---------- Data records ----------
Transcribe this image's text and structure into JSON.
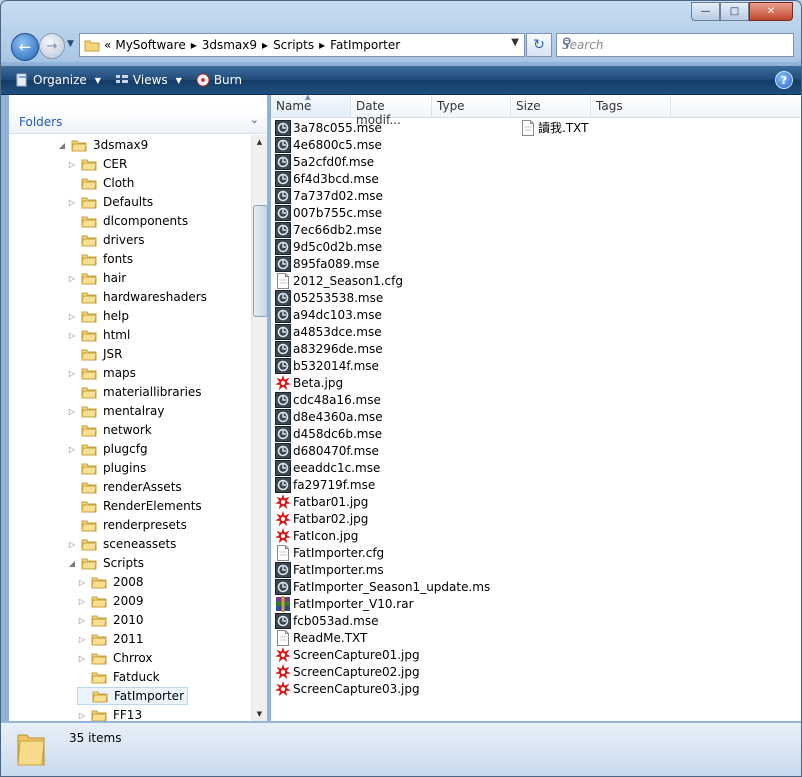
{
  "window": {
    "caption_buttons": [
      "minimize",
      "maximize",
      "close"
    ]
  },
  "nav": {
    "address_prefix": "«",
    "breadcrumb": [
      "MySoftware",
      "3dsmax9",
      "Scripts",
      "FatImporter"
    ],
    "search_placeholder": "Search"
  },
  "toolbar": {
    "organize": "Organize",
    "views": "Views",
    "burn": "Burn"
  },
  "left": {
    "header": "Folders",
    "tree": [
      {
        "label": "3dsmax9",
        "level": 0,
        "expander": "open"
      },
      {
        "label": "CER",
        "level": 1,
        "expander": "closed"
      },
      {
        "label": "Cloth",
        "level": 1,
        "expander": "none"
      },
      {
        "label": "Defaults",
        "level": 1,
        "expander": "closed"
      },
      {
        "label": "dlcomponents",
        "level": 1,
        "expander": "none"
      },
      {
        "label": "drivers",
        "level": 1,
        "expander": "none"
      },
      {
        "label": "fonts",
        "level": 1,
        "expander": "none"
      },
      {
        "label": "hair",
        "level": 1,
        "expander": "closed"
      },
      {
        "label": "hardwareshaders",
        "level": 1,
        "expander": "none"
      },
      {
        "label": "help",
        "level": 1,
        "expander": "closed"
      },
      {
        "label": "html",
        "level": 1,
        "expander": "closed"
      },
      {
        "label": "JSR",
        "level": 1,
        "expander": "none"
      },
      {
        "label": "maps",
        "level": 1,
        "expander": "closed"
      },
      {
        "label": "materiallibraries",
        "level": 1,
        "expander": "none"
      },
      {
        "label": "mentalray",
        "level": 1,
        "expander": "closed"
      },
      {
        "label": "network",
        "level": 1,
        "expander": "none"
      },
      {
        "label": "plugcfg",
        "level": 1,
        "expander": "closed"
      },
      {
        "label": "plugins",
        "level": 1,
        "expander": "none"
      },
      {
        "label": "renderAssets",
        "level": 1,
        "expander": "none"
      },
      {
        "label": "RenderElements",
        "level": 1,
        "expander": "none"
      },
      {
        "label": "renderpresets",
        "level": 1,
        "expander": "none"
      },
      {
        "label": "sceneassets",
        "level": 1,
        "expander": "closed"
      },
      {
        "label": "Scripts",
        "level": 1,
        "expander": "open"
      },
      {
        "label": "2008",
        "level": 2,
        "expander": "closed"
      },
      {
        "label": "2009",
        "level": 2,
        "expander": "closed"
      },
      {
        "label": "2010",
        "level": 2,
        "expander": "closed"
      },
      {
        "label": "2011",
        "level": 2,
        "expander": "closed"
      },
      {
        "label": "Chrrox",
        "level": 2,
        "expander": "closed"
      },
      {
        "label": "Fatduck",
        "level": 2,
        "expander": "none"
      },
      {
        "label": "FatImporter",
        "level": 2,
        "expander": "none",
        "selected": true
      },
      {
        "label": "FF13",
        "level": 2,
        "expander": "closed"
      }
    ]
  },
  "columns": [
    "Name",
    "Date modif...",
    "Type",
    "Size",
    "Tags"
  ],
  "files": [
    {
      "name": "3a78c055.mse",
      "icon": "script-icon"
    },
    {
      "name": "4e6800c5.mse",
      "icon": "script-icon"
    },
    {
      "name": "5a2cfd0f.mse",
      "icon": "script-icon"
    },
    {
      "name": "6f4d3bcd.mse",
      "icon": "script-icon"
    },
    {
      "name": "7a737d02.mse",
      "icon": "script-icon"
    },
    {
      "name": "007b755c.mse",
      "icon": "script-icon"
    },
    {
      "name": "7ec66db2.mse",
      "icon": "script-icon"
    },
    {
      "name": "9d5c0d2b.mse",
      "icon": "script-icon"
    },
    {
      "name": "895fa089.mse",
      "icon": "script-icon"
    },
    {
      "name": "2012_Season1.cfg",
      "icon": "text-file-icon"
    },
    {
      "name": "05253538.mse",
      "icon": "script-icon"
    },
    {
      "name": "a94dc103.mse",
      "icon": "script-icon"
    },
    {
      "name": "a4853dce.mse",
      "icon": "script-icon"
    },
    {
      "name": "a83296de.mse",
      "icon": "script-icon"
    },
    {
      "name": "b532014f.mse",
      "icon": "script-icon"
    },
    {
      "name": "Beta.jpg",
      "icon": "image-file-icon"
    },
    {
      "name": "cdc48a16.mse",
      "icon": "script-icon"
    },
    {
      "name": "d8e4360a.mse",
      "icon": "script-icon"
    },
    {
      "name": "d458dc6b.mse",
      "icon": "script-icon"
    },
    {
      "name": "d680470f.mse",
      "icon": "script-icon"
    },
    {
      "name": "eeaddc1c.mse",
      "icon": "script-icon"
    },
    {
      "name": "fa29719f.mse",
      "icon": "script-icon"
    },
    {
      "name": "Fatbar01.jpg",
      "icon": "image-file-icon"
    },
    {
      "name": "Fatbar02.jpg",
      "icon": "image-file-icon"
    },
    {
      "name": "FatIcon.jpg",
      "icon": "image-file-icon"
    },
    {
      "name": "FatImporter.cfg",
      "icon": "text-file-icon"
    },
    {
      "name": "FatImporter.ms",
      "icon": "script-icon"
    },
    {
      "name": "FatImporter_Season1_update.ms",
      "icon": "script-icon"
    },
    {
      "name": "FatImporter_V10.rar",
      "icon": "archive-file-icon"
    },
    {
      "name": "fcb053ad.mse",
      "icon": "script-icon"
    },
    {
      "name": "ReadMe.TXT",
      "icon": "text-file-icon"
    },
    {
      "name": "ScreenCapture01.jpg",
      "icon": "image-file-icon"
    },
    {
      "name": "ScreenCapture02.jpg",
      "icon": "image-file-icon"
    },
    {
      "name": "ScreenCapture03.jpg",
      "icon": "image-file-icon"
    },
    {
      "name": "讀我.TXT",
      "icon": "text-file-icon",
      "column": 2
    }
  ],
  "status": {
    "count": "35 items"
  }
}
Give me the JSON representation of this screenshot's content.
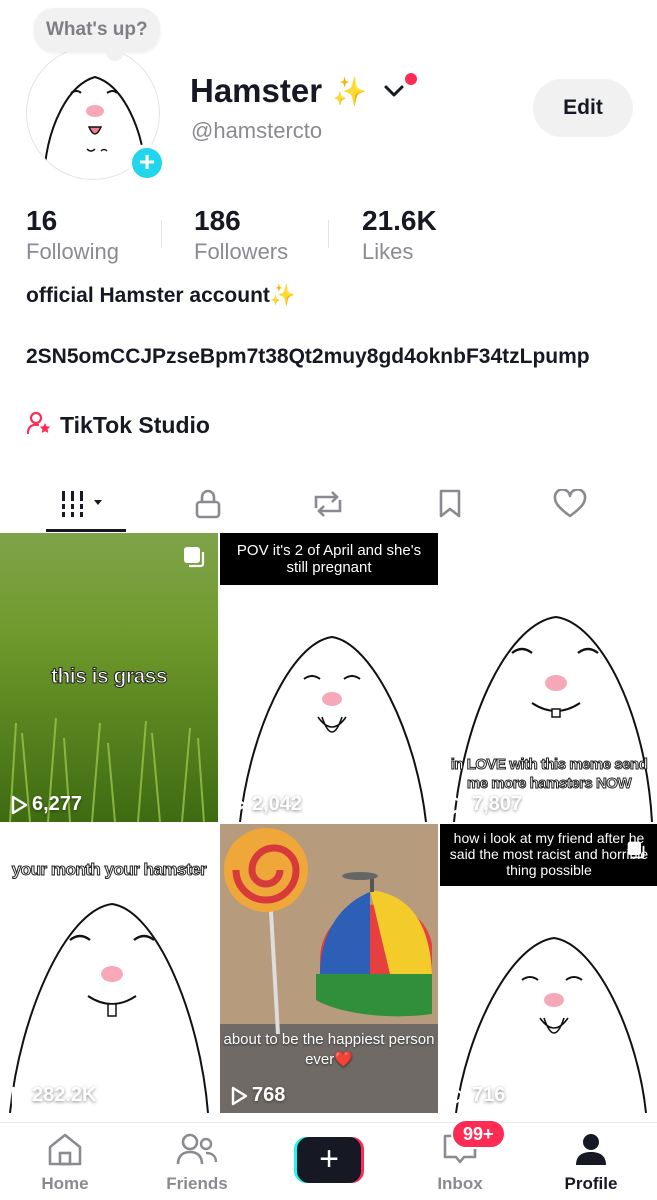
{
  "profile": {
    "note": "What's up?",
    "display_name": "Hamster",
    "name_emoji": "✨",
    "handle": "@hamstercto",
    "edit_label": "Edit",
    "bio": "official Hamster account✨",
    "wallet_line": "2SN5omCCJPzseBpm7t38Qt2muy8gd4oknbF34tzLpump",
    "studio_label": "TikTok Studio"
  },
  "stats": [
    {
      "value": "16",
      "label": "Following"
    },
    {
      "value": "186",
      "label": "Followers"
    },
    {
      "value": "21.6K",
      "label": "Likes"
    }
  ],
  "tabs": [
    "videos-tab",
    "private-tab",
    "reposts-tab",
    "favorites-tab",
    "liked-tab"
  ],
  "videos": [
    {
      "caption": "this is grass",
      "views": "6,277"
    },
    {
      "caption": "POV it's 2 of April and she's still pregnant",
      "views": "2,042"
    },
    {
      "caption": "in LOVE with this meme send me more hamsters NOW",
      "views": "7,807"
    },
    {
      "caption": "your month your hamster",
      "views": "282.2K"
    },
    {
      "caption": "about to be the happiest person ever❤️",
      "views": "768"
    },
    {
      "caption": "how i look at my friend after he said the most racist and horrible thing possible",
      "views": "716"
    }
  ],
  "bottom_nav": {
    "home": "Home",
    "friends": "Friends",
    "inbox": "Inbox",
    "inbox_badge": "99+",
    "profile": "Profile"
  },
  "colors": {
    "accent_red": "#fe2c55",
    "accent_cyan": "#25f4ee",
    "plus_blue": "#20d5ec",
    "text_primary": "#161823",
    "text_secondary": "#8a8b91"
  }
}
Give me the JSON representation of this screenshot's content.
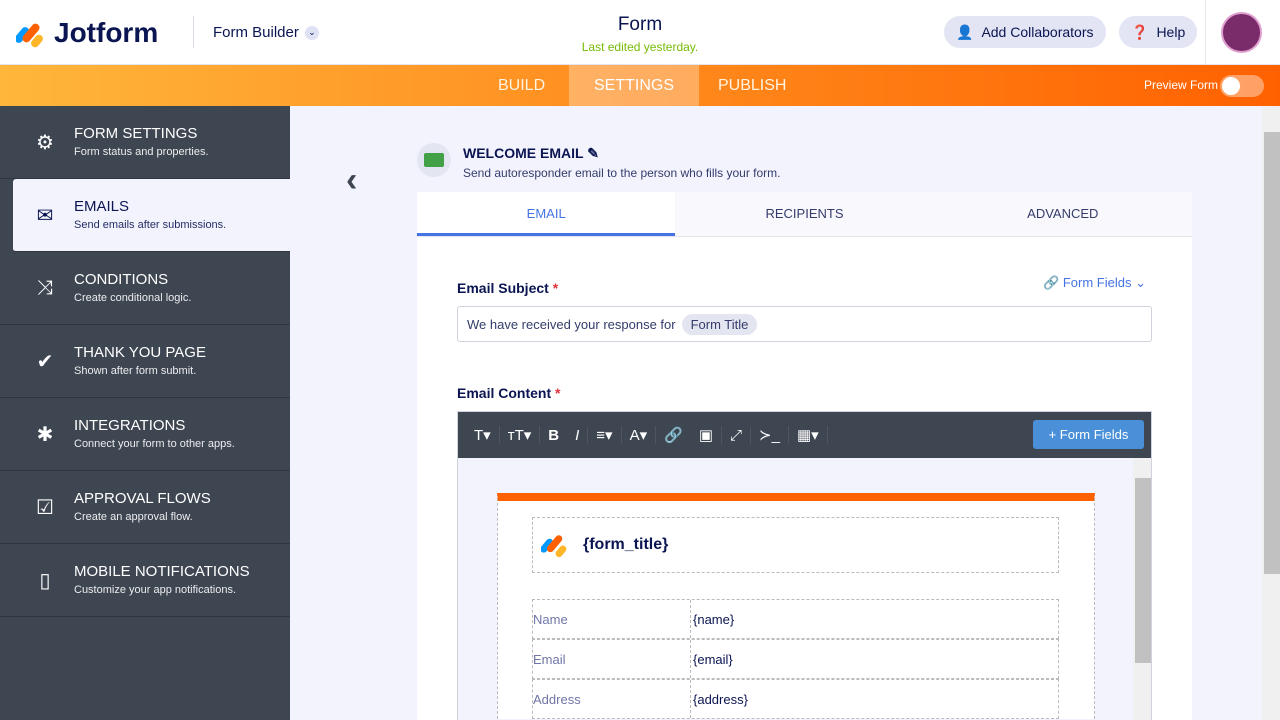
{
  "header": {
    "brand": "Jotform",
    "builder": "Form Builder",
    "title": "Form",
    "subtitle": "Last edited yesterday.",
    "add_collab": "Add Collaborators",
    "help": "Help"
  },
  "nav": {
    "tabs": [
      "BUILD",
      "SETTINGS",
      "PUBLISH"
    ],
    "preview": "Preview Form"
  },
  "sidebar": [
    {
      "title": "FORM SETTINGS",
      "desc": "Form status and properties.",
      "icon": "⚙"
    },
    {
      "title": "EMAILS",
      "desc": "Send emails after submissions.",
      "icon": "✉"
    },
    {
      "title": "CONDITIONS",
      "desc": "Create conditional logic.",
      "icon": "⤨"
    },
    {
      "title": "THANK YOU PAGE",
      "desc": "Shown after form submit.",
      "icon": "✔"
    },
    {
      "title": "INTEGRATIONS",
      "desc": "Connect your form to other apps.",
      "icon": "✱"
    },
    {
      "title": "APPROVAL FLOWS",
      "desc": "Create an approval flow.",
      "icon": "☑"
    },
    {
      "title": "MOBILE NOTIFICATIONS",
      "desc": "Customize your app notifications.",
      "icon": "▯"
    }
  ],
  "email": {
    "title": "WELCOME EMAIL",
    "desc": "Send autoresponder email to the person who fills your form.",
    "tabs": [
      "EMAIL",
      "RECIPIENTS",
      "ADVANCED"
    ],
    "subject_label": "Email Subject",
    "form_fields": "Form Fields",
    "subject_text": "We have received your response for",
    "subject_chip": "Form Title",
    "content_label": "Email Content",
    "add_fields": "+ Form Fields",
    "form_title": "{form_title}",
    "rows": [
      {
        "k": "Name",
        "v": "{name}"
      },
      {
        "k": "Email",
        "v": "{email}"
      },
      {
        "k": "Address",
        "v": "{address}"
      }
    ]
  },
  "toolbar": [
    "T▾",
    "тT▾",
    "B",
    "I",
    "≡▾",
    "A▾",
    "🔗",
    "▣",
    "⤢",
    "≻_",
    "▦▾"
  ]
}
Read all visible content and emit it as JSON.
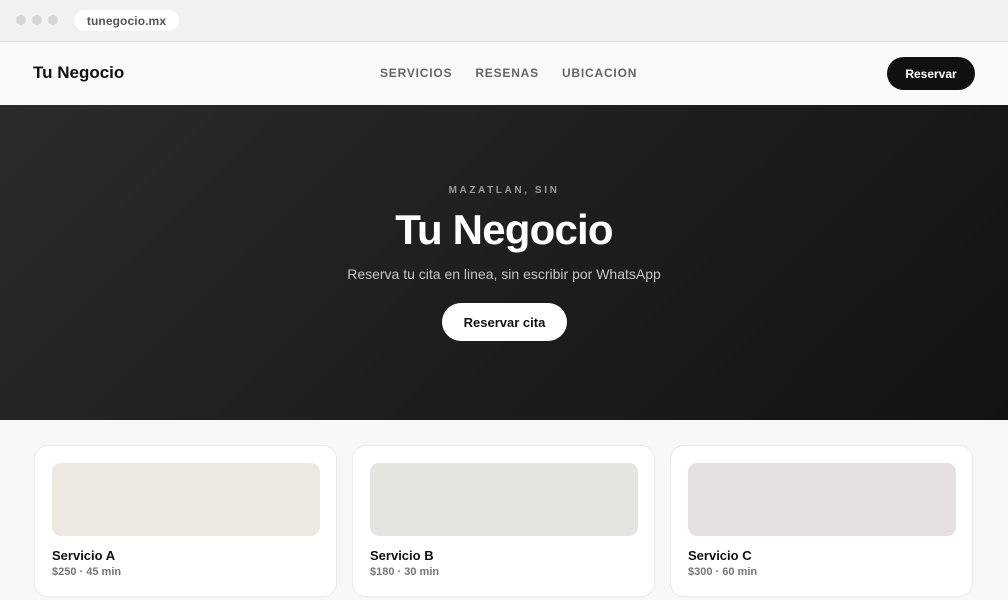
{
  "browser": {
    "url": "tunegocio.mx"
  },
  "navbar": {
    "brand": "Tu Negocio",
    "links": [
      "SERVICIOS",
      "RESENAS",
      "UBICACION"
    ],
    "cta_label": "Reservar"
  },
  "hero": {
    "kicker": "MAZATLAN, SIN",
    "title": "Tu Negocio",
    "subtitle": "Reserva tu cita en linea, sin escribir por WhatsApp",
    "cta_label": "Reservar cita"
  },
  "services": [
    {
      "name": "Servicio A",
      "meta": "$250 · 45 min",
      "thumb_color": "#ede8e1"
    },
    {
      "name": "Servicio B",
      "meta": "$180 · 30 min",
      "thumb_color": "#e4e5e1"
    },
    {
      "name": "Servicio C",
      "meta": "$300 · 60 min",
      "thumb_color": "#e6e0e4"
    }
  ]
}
----------
The exercise =>
Work out the count of lines containing the word "JSON", then write only that count.

Full output =>
4